— BEGIN —

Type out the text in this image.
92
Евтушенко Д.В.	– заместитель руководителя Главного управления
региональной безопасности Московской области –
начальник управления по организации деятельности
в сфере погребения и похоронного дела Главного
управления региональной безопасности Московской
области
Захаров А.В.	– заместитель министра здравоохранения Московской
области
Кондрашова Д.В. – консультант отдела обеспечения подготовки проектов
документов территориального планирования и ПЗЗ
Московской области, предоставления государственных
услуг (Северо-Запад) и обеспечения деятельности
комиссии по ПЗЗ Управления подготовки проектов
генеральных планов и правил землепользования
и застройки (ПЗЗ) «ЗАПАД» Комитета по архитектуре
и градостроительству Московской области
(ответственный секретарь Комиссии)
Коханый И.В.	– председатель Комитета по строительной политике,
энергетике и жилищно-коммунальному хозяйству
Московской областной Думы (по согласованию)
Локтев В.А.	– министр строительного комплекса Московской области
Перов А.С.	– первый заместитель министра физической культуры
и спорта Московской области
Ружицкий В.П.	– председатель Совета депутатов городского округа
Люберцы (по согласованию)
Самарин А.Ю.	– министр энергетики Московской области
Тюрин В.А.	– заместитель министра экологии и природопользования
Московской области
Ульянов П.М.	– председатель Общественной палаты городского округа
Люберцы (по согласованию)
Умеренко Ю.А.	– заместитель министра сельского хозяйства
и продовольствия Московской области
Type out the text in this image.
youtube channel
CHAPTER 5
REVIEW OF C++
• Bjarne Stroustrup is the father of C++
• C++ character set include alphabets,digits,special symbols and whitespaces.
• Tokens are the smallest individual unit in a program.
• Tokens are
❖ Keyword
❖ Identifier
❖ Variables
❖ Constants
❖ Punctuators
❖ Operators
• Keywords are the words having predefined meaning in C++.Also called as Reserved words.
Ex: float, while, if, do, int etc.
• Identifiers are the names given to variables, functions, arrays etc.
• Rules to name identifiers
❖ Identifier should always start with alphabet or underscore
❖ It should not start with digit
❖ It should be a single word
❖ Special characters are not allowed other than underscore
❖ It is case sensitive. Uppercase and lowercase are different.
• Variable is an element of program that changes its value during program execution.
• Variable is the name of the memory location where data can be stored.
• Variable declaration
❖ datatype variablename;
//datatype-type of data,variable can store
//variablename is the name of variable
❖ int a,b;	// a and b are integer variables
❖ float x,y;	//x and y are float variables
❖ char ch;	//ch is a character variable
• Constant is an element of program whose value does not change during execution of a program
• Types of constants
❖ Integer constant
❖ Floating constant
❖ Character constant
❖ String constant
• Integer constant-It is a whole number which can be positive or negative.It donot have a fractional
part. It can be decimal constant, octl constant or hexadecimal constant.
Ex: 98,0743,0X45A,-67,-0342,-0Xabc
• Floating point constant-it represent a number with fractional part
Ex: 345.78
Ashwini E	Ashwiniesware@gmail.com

— END —

What the task asks →
Work through the data and report how many of its lines hold the word "number", giving only the figure.

Expected answer →
2